■ What is required: Retype the material in full, keeping every word the same.

■ Input records:
------------------------------------------------------------------------
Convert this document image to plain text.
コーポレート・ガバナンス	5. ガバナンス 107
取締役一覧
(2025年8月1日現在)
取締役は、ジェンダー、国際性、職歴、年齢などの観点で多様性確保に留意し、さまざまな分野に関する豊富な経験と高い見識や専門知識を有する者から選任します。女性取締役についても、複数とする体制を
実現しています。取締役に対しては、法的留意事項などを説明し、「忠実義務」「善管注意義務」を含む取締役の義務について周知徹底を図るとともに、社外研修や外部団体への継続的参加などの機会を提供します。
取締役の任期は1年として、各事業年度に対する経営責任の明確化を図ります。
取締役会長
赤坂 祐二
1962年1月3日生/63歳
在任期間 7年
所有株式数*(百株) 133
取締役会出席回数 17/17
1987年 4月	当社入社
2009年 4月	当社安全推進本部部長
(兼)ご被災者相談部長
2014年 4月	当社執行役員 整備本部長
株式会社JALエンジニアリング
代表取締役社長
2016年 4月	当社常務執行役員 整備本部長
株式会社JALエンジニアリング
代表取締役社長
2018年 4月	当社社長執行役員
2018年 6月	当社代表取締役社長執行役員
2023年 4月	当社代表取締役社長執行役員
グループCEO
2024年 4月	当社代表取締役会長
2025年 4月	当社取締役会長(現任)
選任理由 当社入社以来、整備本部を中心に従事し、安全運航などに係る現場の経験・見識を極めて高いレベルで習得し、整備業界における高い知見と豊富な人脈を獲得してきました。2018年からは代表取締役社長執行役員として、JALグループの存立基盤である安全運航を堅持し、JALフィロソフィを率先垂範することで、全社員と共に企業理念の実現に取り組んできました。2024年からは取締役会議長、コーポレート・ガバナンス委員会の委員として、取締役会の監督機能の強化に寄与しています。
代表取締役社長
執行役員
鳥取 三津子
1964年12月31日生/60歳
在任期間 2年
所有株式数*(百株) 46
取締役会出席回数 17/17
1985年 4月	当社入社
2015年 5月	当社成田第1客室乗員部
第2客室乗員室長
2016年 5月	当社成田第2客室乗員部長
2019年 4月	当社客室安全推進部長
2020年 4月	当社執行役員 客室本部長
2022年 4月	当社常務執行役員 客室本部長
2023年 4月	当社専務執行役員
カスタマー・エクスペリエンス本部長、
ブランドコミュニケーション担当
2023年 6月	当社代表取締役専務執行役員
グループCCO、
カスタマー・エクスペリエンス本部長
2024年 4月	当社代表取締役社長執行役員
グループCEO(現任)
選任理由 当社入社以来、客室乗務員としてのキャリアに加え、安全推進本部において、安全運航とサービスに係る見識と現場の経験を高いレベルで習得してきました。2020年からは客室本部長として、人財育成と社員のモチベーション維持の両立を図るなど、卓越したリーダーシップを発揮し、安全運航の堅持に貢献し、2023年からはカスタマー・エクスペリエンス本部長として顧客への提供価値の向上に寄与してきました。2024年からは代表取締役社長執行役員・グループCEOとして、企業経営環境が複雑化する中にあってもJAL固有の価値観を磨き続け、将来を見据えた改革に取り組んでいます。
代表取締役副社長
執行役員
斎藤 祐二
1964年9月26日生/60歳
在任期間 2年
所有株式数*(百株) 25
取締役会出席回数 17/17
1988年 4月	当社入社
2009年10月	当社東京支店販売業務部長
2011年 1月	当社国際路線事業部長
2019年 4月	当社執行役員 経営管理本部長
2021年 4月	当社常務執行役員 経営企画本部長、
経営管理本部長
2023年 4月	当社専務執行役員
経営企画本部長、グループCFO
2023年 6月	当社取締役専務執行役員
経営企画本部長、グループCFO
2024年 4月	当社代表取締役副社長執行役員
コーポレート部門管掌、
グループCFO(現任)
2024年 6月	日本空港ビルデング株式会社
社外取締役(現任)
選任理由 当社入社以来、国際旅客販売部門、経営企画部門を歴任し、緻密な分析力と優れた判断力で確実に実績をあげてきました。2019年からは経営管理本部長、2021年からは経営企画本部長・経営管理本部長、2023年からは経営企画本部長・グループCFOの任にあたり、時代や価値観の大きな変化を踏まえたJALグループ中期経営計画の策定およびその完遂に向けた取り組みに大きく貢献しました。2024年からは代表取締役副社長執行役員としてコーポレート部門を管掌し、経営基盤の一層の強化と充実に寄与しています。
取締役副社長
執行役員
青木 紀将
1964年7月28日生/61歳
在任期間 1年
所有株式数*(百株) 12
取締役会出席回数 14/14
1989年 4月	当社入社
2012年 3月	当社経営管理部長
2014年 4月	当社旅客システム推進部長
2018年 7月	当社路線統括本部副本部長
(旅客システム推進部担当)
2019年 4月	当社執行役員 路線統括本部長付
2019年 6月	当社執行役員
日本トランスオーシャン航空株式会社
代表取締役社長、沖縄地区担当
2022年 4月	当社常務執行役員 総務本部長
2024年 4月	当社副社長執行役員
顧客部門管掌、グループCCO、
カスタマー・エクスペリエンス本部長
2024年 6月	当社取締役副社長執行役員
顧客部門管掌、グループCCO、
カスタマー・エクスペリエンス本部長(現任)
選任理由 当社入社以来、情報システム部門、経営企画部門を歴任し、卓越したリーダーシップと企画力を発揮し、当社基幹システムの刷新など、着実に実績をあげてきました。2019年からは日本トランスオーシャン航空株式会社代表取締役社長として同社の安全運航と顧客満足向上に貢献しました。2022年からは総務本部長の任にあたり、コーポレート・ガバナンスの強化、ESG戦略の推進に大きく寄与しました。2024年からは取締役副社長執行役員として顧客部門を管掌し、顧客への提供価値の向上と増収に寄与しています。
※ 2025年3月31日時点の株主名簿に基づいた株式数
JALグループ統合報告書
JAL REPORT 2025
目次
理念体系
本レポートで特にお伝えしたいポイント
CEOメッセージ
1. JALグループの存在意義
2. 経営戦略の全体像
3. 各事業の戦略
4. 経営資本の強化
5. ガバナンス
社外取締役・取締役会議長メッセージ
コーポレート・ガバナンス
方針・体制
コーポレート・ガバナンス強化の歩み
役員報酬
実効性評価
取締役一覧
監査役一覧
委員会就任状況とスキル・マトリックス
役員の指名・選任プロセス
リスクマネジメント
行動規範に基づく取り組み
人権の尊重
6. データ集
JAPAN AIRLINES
------------------------------------------------------------------------
■ Solution to this task:
Convert this document image to plain text.
コーポレート・ガバナンス	5. ガバナンス 107
取締役一覧
(2025年8月1日現在)
取締役は、ジェンダー、国際性、職歴、年齢などの観点で多様性確保に留意し、さまざまな分野に関する豊富な経験と高い見識や専門知識を有する者から選任します。女性取締役についても、複数とする体制を
実現しています。取締役に対しては、法的留意事項などを説明し、「忠実義務」「善管注意義務」を含む取締役の義務について周知徹底を図るとともに、社外研修や外部団体への継続的参加などの機会を提供します。
取締役の任期は1年として、各事業年度に対する経営責任の明確化を図ります。
取締役会長
赤坂 祐二
1962年1月3日生/63歳
在任期間 7年
所有株式数*(百株) 133
取締役会出席回数 17/17
1987年 4月	当社入社
2009年 4月	当社安全推進本部部長
(兼)ご被災者相談部長
2014年 4月	当社執行役員 整備本部長
株式会社JALエンジニアリング
代表取締役社長
2016年 4月	当社常務執行役員 整備本部長
株式会社JALエンジニアリング
代表取締役社長
2018年 4月	当社社長執行役員
2018年 6月	当社代表取締役社長執行役員
2023年 4月	当社代表取締役社長執行役員
グループCEO
2024年 4月	当社代表取締役会長
2025年 4月	当社取締役会長(現任)
選任理由 当社入社以来、整備本部を中心に従事し、安全運航などに係る現場の経験・見識を極めて高いレベルで習得し、整備業界における高い知見と豊富な人脈を獲得してきました。2018年からは代表取締役社長執行役員として、JALグループの存立基盤である安全運航を堅持し、JALフィロソフィを率先垂範することで、全社員と共に企業理念の実現に取り組んできました。2024年からは取締役会議長、コーポレート・ガバナンス委員会の委員として、取締役会の監督機能の強化に寄与しています。
代表取締役社長
執行役員
鳥取 三津子
1964年12月31日生/60歳
在任期間 2年
所有株式数*(百株) 46
取締役会出席回数 17/17
1985年 4月	当社入社
2015年 5月	当社成田第1客室乗員部
第2客室乗員室長
2016年 5月	当社成田第2客室乗員部長
2019年 4月	当社客室安全推進部長
2020年 4月	当社執行役員 客室本部長
2022年 4月	当社常務執行役員 客室本部長
2023年 4月	当社専務執行役員
カスタマー・エクスペリエンス本部長、
ブランドコミュニケーション担当
2023年 6月	当社代表取締役専務執行役員
グループCCO、
カスタマー・エクスペリエンス本部長
2024年 4月	当社代表取締役社長執行役員
グループCEO(現任)
選任理由 当社入社以来、客室乗務員としてのキャリアに加え、安全推進本部において、安全運航とサービスに係る見識と現場の経験を高いレベルで習得してきました。2020年からは客室本部長として、人財育成と社員のモチベーション維持の両立を図るなど、卓越したリーダーシップを発揮し、安全運航の堅持に貢献し、2023年からはカスタマー・エクスペリエンス本部長として顧客への提供価値の向上に寄与してきました。2024年からは代表取締役社長執行役員・グループCEOとして、企業経営環境が複雑化する中にあってもJAL固有の価値観を磨き続け、将来を見据えた改革に取り組んでいます。
代表取締役副社長
執行役員
斎藤 祐二
1964年9月26日生/60歳
在任期間 2年
所有株式数*(百株) 25
取締役会出席回数 17/17
1988年 4月	当社入社
2009年10月	当社東京支店販売業務部長
2011年 1月	当社国際路線事業部長
2019年 4月	当社執行役員 経営管理本部長
2021年 4月	当社常務執行役員 経営企画本部長、
経営管理本部長
2023年 4月	当社専務執行役員
経営企画本部長、グループCFO
2023年 6月	当社取締役専務執行役員
経営企画本部長、グループCFO
2024年 4月	当社代表取締役副社長執行役員
コーポレート部門管掌、
グループCFO(現任)
2024年 6月	日本空港ビルデング株式会社
社外取締役(現任)
選任理由 当社入社以来、国際旅客販売部門、経営企画部門を歴任し、緻密な分析力と優れた判断力で確実に実績をあげてきました。2019年からは経営管理本部長、2021年からは経営企画本部長・経営管理本部長、2023年からは経営企画本部長・グループCFOの任にあたり、時代や価値観の大きな変化を踏まえたJALグループ中期経営計画の策定およびその完遂に向けた取り組みに大きく貢献しました。2024年からは代表取締役副社長執行役員としてコーポレート部門を管掌し、経営基盤の一層の強化と充実に寄与しています。
取締役副社長
執行役員
青木 紀将
1964年7月28日生/61歳
在任期間 1年
所有株式数*(百株) 12
取締役会出席回数 14/14
1989年 4月	当社入社
2012年 3月	当社経営管理部長
2014年 4月	当社旅客システム推進部長
2018年 7月	当社路線統括本部副本部長
(旅客システム推進部担当)
2019年 4月	当社執行役員 路線統括本部長付
2019年 6月	当社執行役員
日本トランスオーシャン航空株式会社
代表取締役社長、沖縄地区担当
2022年 4月	当社常務執行役員 総務本部長
2024年 4月	当社副社長執行役員
顧客部門管掌、グループCCO、
カスタマー・エクスペリエンス本部長
2024年 6月	当社取締役副社長執行役員
顧客部門管掌、グループCCO、
カスタマー・エクスペリエンス本部長(現任)
選任理由 当社入社以来、情報システム部門、経営企画部門を歴任し、卓越したリーダーシップと企画力を発揮し、当社基幹システムの刷新など、着実に実績をあげてきました。2019年からは日本トランスオーシャン航空株式会社代表取締役社長として同社の安全運航と顧客満足向上に貢献しました。2022年からは総務本部長の任にあたり、コーポレート・ガバナンスの強化、ESG戦略の推進に大きく寄与しました。2024年からは取締役副社長執行役員として顧客部門を管掌し、顧客への提供価値の向上と増収に寄与しています。
※ 2025年3月31日時点の株主名簿に基づいた株式数
JALグループ統合報告書
JAL REPORT 2025
目次
理念体系
本レポートで特にお伝えしたいポイント
CEOメッセージ
1. JALグループの存在意義
2. 経営戦略の全体像
3. 各事業の戦略
4. 経営資本の強化
5. ガバナンス
社外取締役・取締役会議長メッセージ
コーポレート・ガバナンス
方針・体制
コーポレート・ガバナンス強化の歩み
役員報酬
実効性評価
取締役一覧
監査役一覧
委員会就任状況とスキル・マトリックス
役員の指名・選任プロセス
リスクマネジメント
行動規範に基づく取り組み
人権の尊重
6. データ集
JAPAN AIRLINES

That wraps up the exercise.